WHAT IS ASKED >>
Drop every picture and give the entries back exactly.

Stored data
====================
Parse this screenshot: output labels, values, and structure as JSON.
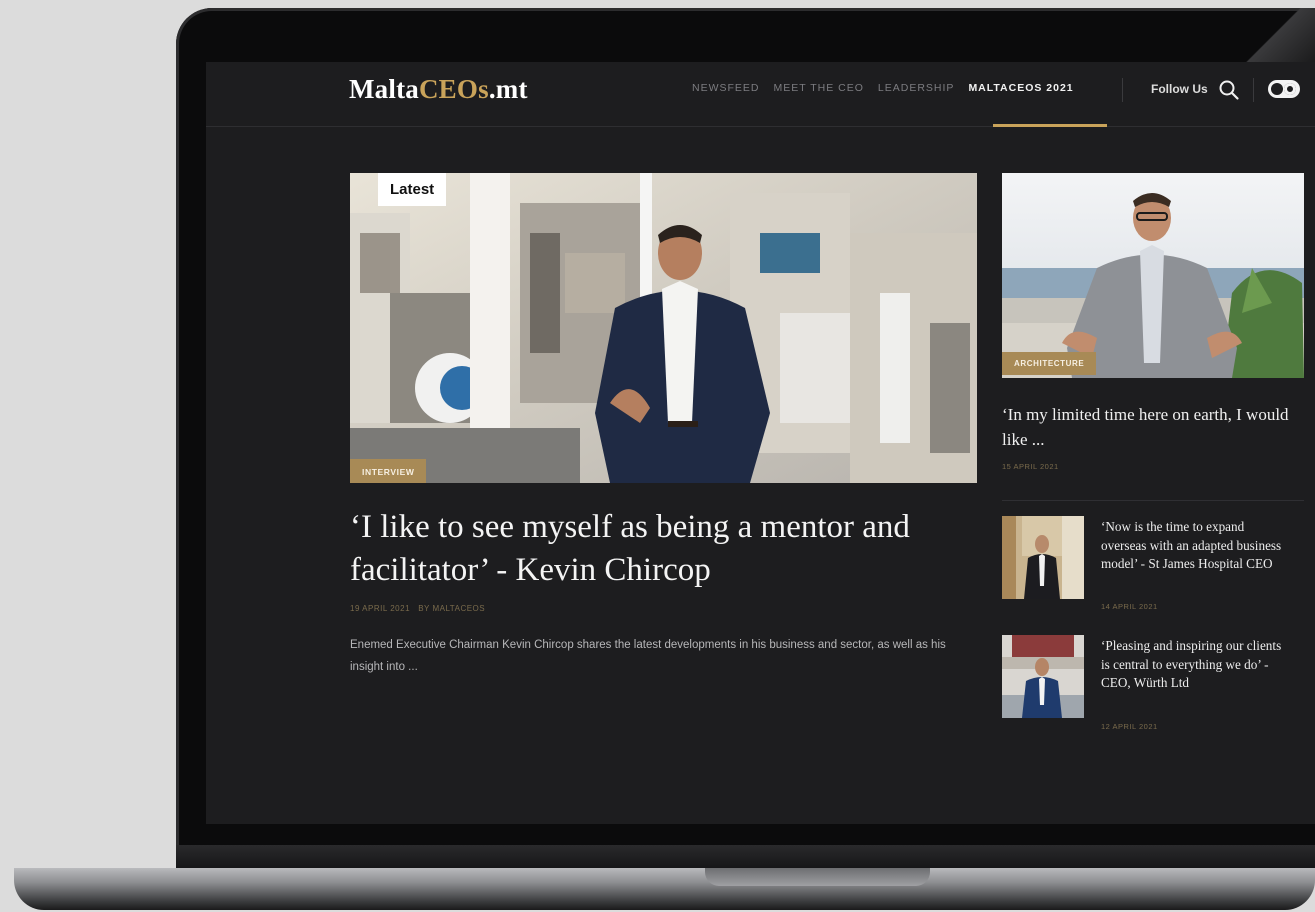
{
  "site": {
    "logo_part1": "Malta",
    "logo_part2": "CEOs",
    "logo_part3": ".mt"
  },
  "nav": {
    "items": [
      {
        "label": "NEWSFEED"
      },
      {
        "label": "MEET THE CEO"
      },
      {
        "label": "LEADERSHIP"
      },
      {
        "label": "MALTACEOS 2021"
      }
    ],
    "follow_label": "Follow Us"
  },
  "feature": {
    "badge": "Latest",
    "category": "INTERVIEW",
    "title": "‘I like to see myself as being a mentor and facilitator’ - Kevin Chircop",
    "date": "19 APRIL 2021",
    "author": "BY MALTACEOS",
    "excerpt": "Enemed Executive Chairman Kevin Chircop shares the latest developments in his business and sector, as well as his insight into ..."
  },
  "side_main": {
    "category": "ARCHITECTURE",
    "title": "‘In my limited time here on earth, I would like ...",
    "date": "15 APRIL 2021"
  },
  "side_list": [
    {
      "title": "‘Now is the time to expand overseas with an adapted business model’ - St James Hospital CEO",
      "date": "14 APRIL 2021"
    },
    {
      "title": "‘Pleasing and inspiring our clients is central to everything we do’ - CEO, Würth Ltd",
      "date": "12 APRIL 2021"
    }
  ],
  "colors": {
    "accent_gold": "#c9a35a",
    "tag_gold": "#a88a56",
    "background": "#1d1d1f"
  }
}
====================
EXERCISE ANSWER >>
Parse this screenshot: output labels, values, and structure as JSON.
{
  "site": {
    "logo_part1": "Malta",
    "logo_part2": "CEOs",
    "logo_part3": ".mt"
  },
  "nav": {
    "items": [
      {
        "label": "NEWSFEED"
      },
      {
        "label": "MEET THE CEO"
      },
      {
        "label": "LEADERSHIP"
      },
      {
        "label": "MALTACEOS 2021"
      }
    ],
    "follow_label": "Follow Us"
  },
  "feature": {
    "badge": "Latest",
    "category": "INTERVIEW",
    "title": "‘I like to see myself as being a mentor and facilitator’ - Kevin Chircop",
    "date": "19 APRIL 2021",
    "author": "BY MALTACEOS",
    "excerpt": "Enemed Executive Chairman Kevin Chircop shares the latest developments in his business and sector, as well as his insight into ..."
  },
  "side_main": {
    "category": "ARCHITECTURE",
    "title": "‘In my limited time here on earth, I would like ...",
    "date": "15 APRIL 2021"
  },
  "side_list": [
    {
      "title": "‘Now is the time to expand overseas with an adapted business model’ - St James Hospital CEO",
      "date": "14 APRIL 2021"
    },
    {
      "title": "‘Pleasing and inspiring our clients is central to everything we do’ - CEO, Würth Ltd",
      "date": "12 APRIL 2021"
    }
  ],
  "colors": {
    "accent_gold": "#c9a35a",
    "tag_gold": "#a88a56",
    "background": "#1d1d1f"
  }
}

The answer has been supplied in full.